### Exercise goal
Format the data from the line with "Patent image size: (510, 451)." up to and including the line with "The positioning projections" as a two-column CSV with columns input and output. Put each text and its answer on its own row, each in one quoted field, with line breaks turned into spaces.

### Input material
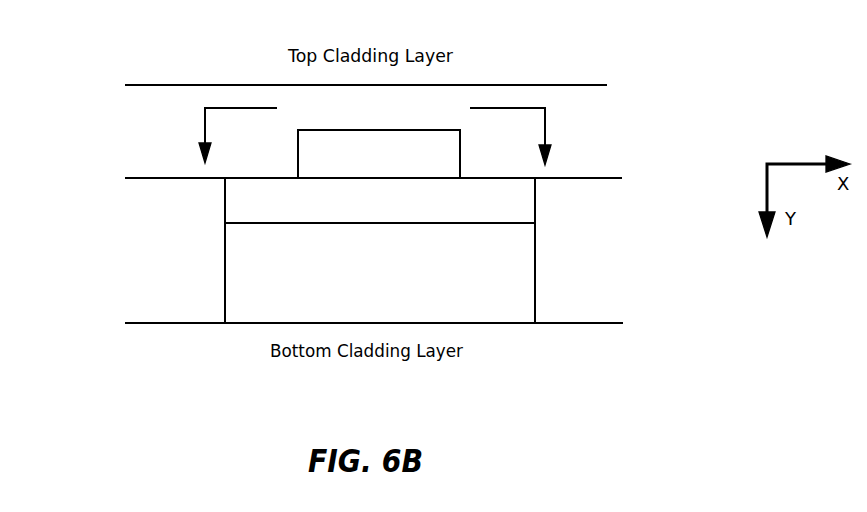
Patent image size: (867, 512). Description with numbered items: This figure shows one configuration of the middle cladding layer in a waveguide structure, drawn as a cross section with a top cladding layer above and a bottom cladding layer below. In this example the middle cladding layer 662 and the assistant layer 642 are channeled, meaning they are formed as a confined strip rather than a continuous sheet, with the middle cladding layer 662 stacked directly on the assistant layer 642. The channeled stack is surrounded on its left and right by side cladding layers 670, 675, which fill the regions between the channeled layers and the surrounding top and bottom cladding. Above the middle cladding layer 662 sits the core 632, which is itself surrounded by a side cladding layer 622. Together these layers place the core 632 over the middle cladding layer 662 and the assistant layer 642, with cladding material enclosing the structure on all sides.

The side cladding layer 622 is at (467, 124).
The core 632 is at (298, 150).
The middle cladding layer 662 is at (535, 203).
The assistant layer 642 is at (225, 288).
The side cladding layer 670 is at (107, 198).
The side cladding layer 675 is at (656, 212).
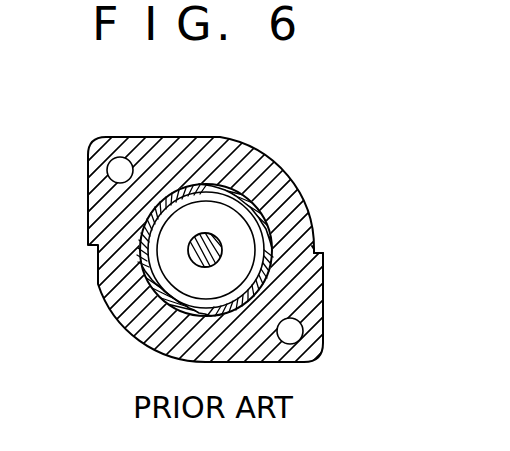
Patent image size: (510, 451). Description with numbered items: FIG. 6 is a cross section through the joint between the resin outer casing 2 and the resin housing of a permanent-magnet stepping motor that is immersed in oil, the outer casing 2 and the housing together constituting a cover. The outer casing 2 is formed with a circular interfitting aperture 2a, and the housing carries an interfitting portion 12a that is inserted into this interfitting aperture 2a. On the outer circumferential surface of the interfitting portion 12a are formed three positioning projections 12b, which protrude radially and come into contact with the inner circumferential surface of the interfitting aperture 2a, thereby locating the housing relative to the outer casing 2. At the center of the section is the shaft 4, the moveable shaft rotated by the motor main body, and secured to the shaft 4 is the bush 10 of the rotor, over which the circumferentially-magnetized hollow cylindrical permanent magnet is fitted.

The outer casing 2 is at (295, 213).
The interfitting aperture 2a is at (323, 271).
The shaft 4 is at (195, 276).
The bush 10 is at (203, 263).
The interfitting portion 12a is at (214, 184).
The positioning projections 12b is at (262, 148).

--

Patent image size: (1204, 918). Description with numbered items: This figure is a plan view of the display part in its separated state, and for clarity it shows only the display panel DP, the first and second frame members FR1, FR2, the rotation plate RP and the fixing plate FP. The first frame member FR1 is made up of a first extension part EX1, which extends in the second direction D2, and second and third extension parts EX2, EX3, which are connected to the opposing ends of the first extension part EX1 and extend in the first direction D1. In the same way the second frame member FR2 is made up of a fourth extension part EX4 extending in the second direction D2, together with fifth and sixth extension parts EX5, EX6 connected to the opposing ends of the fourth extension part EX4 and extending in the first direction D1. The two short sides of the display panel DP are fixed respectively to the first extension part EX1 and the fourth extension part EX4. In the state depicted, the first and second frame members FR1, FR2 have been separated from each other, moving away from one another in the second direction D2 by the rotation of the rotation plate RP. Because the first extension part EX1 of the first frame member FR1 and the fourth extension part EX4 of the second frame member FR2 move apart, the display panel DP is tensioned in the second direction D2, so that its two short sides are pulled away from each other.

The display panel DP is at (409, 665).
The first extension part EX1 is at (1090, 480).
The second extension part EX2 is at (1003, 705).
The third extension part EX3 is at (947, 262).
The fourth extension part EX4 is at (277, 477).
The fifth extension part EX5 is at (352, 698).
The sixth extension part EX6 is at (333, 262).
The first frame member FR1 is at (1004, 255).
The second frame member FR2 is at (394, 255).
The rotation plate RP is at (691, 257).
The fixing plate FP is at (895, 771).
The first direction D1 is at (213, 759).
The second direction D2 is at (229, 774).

### In response
input,output
"Patent image size: (510, 451). Description with numbered items: FIG. 6 is a cross section through the joint between the resin outer casing 2 and the resin housing of a permanent-magnet stepping motor that is immersed in oil, the outer casing 2 and the housing together constituting a cover. The outer casing 2 is formed with a circular interfitting aperture 2a, and the housing carries an interfitting portion 12a that is inserted into this interfitting aperture 2a. On the outer circumferential surface of the interfitting portion 12a are formed three positioning projections 12b, which protrude radially and come into contact with the inner circumferential surface of the interfitting aperture 2a, thereby locating the housing relative to the outer casing 2. At the center of the section is the shaft 4, the moveable shaft rotated by the motor main body, and secured to the shaft 4 is the bush 10 of the rotor, over which the circumferentially-magnetized hollow cylindrical permanent magnet is fitted.","The outer casing 2 is at (295, 213). The interfitting aperture 2a is at (323, 271). The shaft 4 is at (195, 276). The bush 10 is at (203, 263). The interfitting portion 12a is at (214, 184). The positioning projections 12b is at (262, 148)."